Copy all the entries word for word, but omit the pictures.

— Begin —

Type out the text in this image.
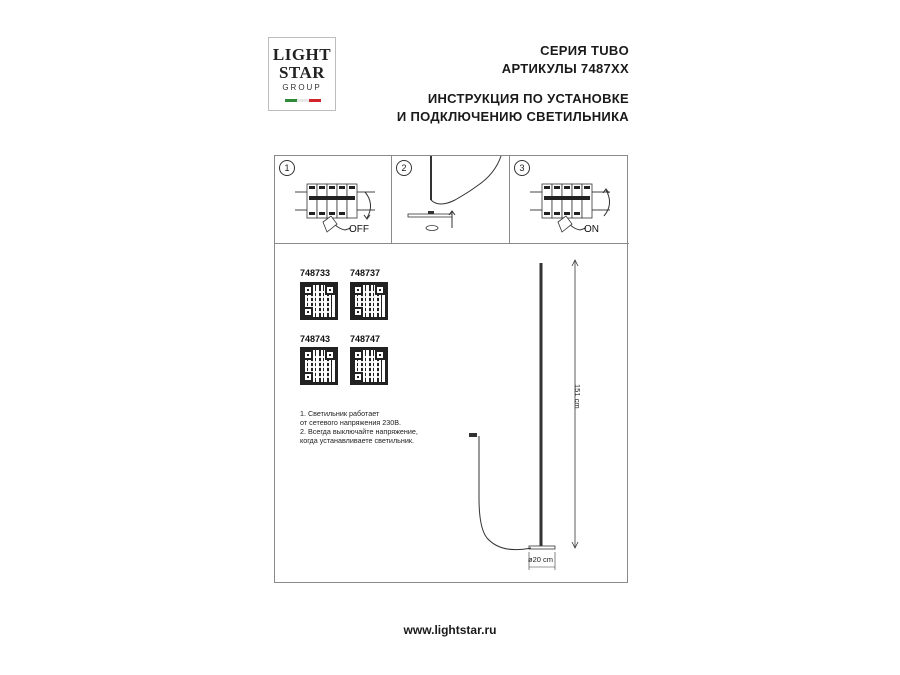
LIGHT
STAR
GROUP
СЕРИЯ TUBO
АРТИКУЛЫ 7487ХХ
ИНСТРУКЦИЯ ПО УСТАНОВКЕ
И ПОДКЛЮЧЕНИЮ СВЕТИЛЬНИКА
1
OFF
2	3
ON
151 cm
ø20 cm
748733 748737
748743 748747
1. Светильник работает
от сетевого напряжения 230В.
2. Всегда выключайте напряжение,
когда устанавливаете светильник.
www.lightstar.ru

— End —

■ REPLY TO THE EXERCISE:
Type out the text in this image.
LIGHT
STAR
GROUP
СЕРИЯ TUBO
АРТИКУЛЫ 7487ХХ
ИНСТРУКЦИЯ ПО УСТАНОВКЕ
И ПОДКЛЮЧЕНИЮ СВЕТИЛЬНИКА
1
OFF
2	3
ON
151 cm
ø20 cm
748733 748737
748743 748747
1. Светильник работает
от сетевого напряжения 230В.
2. Всегда выключайте напряжение,
когда устанавливаете светильник.
www.lightstar.ru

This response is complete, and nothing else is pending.